--- START Records shown ---

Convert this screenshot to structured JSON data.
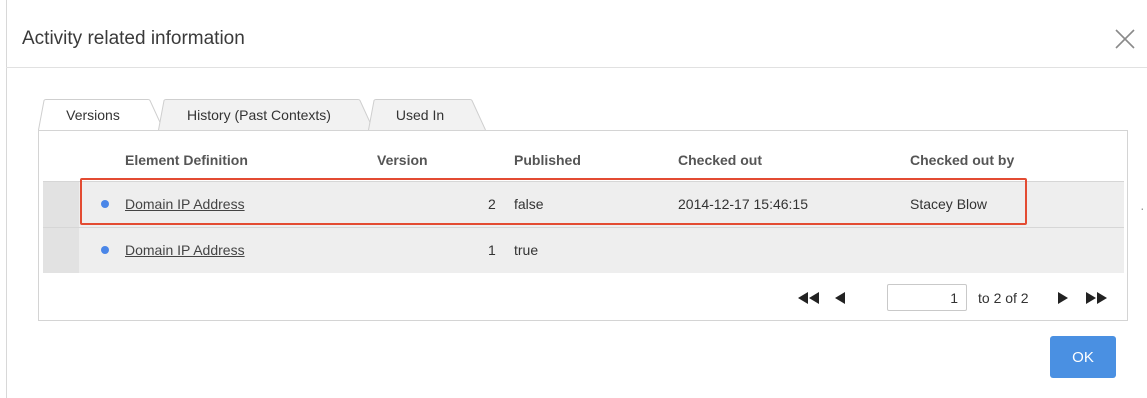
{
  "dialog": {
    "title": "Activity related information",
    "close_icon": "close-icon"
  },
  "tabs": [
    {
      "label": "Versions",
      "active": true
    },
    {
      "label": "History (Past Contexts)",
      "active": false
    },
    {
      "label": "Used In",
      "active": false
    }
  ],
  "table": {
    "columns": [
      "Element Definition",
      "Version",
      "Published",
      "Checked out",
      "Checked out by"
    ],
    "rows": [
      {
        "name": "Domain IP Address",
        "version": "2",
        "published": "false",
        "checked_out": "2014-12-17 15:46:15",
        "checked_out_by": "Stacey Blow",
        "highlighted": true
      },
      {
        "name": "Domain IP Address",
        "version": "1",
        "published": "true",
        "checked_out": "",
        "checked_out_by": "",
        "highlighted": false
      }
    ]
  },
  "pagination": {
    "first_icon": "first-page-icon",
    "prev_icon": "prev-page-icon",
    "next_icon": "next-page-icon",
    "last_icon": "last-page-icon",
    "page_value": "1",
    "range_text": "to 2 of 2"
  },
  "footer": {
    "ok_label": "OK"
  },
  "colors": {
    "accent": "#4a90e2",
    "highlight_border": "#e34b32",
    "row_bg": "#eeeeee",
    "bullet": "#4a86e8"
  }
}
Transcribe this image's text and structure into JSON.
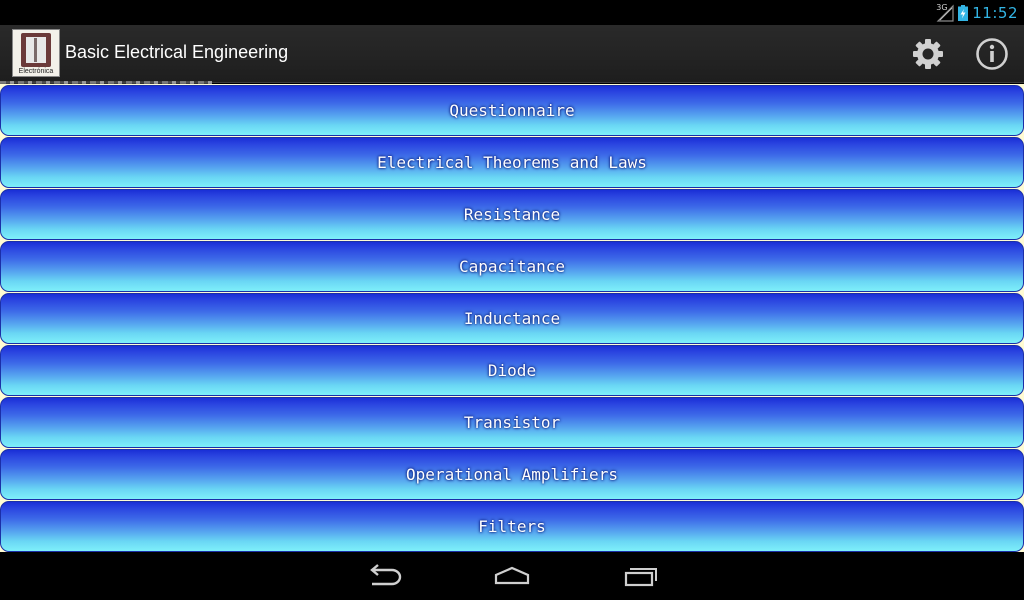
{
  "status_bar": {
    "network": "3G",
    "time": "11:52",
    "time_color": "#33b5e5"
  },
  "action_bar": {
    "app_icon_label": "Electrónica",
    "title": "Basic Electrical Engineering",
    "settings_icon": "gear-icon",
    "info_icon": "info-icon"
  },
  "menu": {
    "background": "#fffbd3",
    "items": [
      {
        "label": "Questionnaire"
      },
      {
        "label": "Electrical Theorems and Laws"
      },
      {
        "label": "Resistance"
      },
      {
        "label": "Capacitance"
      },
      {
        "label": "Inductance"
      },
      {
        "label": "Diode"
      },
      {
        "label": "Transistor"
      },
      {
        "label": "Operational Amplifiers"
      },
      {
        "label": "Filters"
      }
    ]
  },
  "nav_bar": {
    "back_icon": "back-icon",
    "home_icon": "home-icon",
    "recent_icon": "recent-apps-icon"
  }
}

--- END Records shown ---

### Exercise directions
All of the records above must be copied exactly, except for the pictures.

### Result of the task
Convert this screenshot to structured JSON data.
{
  "dialog": {
    "title": "Activity related information",
    "close_icon": "close-icon"
  },
  "tabs": [
    {
      "label": "Versions",
      "active": true
    },
    {
      "label": "History (Past Contexts)",
      "active": false
    },
    {
      "label": "Used In",
      "active": false
    }
  ],
  "table": {
    "columns": [
      "Element Definition",
      "Version",
      "Published",
      "Checked out",
      "Checked out by"
    ],
    "rows": [
      {
        "name": "Domain IP Address",
        "version": "2",
        "published": "false",
        "checked_out": "2014-12-17 15:46:15",
        "checked_out_by": "Stacey Blow",
        "highlighted": true
      },
      {
        "name": "Domain IP Address",
        "version": "1",
        "published": "true",
        "checked_out": "",
        "checked_out_by": "",
        "highlighted": false
      }
    ]
  },
  "pagination": {
    "first_icon": "first-page-icon",
    "prev_icon": "prev-page-icon",
    "next_icon": "next-page-icon",
    "last_icon": "last-page-icon",
    "page_value": "1",
    "range_text": "to 2 of 2"
  },
  "footer": {
    "ok_label": "OK"
  },
  "colors": {
    "accent": "#4a90e2",
    "highlight_border": "#e34b32",
    "row_bg": "#eeeeee",
    "bullet": "#4a86e8"
  }
}
Transcribe this image's text and structure into JSON.
{
  "status_bar": {
    "network": "3G",
    "time": "11:52",
    "time_color": "#33b5e5"
  },
  "action_bar": {
    "app_icon_label": "Electrónica",
    "title": "Basic Electrical Engineering",
    "settings_icon": "gear-icon",
    "info_icon": "info-icon"
  },
  "menu": {
    "background": "#fffbd3",
    "items": [
      {
        "label": "Questionnaire"
      },
      {
        "label": "Electrical Theorems and Laws"
      },
      {
        "label": "Resistance"
      },
      {
        "label": "Capacitance"
      },
      {
        "label": "Inductance"
      },
      {
        "label": "Diode"
      },
      {
        "label": "Transistor"
      },
      {
        "label": "Operational Amplifiers"
      },
      {
        "label": "Filters"
      }
    ]
  },
  "nav_bar": {
    "back_icon": "back-icon",
    "home_icon": "home-icon",
    "recent_icon": "recent-apps-icon"
  }
}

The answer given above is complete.